* [Written request] Quote all lines below exactly. Images stay out.

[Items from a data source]
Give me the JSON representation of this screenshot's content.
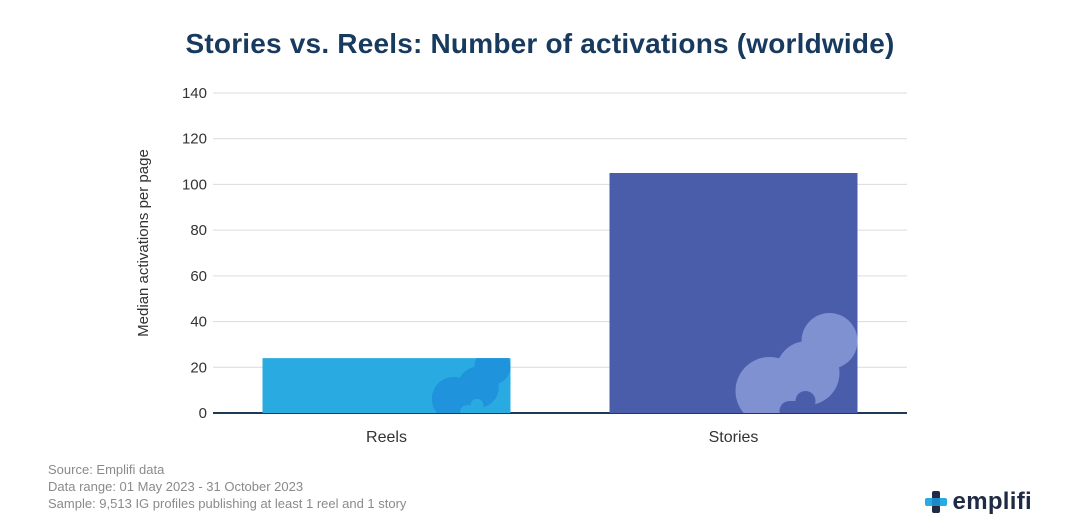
{
  "chart_data": {
    "type": "bar",
    "title": "Stories vs. Reels: Number of activations (worldwide)",
    "xlabel": "",
    "ylabel": "Median activations per page",
    "categories": [
      "Reels",
      "Stories"
    ],
    "values": [
      24,
      105
    ],
    "colors": [
      "#29abe2",
      "#4a5daa"
    ],
    "ylim": [
      0,
      140
    ],
    "yticks": [
      0,
      20,
      40,
      60,
      80,
      100,
      120,
      140
    ],
    "grid": true,
    "legend": "none"
  },
  "footnotes": {
    "source": "Source: Emplifi data",
    "range": "Data range: 01 May 2023 - 31 October 2023",
    "sample": "Sample: 9,513 IG profiles publishing at least 1 reel and 1 story"
  },
  "brand": {
    "name": "emplifi",
    "logo_icon": "emplifi-cross-logo-icon",
    "colors": [
      "#29abe2",
      "#1f2a44"
    ]
  }
}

* [Solution below]
Give me the JSON representation of this screenshot's content.
{
  "chart_data": {
    "type": "bar",
    "title": "Stories vs. Reels: Number of activations (worldwide)",
    "xlabel": "",
    "ylabel": "Median activations per page",
    "categories": [
      "Reels",
      "Stories"
    ],
    "values": [
      24,
      105
    ],
    "colors": [
      "#29abe2",
      "#4a5daa"
    ],
    "ylim": [
      0,
      140
    ],
    "yticks": [
      0,
      20,
      40,
      60,
      80,
      100,
      120,
      140
    ],
    "grid": true,
    "legend": "none"
  },
  "footnotes": {
    "source": "Source: Emplifi data",
    "range": "Data range: 01 May 2023 - 31 October 2023",
    "sample": "Sample: 9,513 IG profiles publishing at least 1 reel and 1 story"
  },
  "brand": {
    "name": "emplifi",
    "logo_icon": "emplifi-cross-logo-icon",
    "colors": [
      "#29abe2",
      "#1f2a44"
    ]
  }
}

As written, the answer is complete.